— STORED ROWS —
* start *

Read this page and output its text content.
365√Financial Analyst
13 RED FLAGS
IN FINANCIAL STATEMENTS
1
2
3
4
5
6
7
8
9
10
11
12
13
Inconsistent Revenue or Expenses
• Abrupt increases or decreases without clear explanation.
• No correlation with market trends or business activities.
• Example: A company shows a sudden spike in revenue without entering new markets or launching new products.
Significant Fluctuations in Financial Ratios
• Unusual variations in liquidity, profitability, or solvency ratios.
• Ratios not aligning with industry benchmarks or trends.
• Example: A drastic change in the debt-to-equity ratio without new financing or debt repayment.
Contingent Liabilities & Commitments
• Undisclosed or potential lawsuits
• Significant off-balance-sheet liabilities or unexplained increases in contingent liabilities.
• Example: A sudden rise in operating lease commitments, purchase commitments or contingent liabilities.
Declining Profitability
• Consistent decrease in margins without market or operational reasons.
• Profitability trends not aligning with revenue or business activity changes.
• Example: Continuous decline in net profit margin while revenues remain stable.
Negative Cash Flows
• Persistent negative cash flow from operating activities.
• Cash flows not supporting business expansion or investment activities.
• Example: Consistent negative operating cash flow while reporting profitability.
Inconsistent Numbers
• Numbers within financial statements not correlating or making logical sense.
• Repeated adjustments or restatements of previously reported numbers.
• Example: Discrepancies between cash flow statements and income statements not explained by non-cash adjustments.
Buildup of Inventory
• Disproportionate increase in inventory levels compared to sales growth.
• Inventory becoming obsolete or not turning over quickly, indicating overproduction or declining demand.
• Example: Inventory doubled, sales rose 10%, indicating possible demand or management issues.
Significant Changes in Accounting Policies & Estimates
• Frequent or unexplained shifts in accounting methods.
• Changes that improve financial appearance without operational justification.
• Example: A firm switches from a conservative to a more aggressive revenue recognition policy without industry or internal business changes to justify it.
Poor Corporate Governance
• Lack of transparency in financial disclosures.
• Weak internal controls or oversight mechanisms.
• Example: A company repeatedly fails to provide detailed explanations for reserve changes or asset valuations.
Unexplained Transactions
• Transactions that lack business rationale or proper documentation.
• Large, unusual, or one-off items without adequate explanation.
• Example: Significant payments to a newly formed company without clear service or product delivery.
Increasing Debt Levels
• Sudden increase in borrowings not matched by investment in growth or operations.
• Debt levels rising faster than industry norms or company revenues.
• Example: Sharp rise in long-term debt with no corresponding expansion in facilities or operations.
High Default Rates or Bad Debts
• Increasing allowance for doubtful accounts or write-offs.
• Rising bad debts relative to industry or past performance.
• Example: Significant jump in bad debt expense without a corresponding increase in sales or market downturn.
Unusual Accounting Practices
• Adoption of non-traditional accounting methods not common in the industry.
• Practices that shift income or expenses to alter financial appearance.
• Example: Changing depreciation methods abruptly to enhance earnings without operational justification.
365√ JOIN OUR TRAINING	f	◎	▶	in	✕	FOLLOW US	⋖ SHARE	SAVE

* end *

Give only the number of lines in the material above that hold the word "business".

— RESPONSE —
5